Entries:
....
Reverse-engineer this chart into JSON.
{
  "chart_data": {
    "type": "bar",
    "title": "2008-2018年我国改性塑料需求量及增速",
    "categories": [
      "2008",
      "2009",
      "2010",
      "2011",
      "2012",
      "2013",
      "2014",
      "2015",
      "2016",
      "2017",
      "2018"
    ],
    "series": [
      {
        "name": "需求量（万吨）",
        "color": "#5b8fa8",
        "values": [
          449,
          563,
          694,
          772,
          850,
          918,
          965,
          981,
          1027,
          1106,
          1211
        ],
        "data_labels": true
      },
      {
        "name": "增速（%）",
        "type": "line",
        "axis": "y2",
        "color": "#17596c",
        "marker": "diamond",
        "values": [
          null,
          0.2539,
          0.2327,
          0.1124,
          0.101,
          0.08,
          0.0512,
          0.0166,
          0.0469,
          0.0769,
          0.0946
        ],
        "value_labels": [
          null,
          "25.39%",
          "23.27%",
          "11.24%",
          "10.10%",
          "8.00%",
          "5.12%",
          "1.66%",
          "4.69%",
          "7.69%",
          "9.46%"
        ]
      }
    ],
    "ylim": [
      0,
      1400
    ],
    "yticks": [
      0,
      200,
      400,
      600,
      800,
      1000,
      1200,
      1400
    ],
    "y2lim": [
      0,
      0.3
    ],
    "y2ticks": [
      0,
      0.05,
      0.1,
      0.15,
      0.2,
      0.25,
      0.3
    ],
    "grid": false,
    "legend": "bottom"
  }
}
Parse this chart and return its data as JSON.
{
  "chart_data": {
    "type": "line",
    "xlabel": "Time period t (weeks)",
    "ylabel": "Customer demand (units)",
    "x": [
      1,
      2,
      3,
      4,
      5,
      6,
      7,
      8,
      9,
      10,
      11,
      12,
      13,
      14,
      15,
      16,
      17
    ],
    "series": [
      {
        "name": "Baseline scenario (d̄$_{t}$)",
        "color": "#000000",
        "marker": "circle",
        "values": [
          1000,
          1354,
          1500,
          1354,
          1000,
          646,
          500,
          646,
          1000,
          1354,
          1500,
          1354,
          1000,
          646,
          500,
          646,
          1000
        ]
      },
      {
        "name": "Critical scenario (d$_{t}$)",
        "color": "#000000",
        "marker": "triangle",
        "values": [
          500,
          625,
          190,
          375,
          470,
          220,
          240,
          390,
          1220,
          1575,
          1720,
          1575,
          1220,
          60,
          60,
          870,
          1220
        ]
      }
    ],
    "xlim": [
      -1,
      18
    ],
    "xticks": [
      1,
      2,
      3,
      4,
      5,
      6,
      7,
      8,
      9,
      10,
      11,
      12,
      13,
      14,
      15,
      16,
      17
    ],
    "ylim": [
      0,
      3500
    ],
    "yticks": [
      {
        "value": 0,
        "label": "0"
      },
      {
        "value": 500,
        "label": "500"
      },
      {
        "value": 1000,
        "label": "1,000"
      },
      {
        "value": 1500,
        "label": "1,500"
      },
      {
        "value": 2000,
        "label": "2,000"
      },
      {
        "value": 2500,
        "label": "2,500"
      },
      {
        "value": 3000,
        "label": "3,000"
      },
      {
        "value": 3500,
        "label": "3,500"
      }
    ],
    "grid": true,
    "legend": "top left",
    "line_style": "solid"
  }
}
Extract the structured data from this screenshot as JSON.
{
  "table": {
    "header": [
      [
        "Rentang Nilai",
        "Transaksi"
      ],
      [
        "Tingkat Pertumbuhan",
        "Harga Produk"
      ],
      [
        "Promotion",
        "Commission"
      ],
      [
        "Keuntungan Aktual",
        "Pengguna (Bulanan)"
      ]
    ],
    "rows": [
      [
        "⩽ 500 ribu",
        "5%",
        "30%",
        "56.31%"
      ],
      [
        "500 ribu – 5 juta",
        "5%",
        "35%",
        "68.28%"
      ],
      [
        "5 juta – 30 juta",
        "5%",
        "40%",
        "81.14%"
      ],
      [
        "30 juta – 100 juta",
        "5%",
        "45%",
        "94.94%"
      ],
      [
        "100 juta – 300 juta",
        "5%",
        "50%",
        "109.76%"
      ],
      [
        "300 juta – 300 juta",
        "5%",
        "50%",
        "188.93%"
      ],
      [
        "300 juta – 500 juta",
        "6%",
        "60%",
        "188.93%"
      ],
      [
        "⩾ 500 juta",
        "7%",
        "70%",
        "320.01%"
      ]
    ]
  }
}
....
Required work:
Identify how many lines in the entries above include the string "JSON", then state that number alone.

Written reply:
3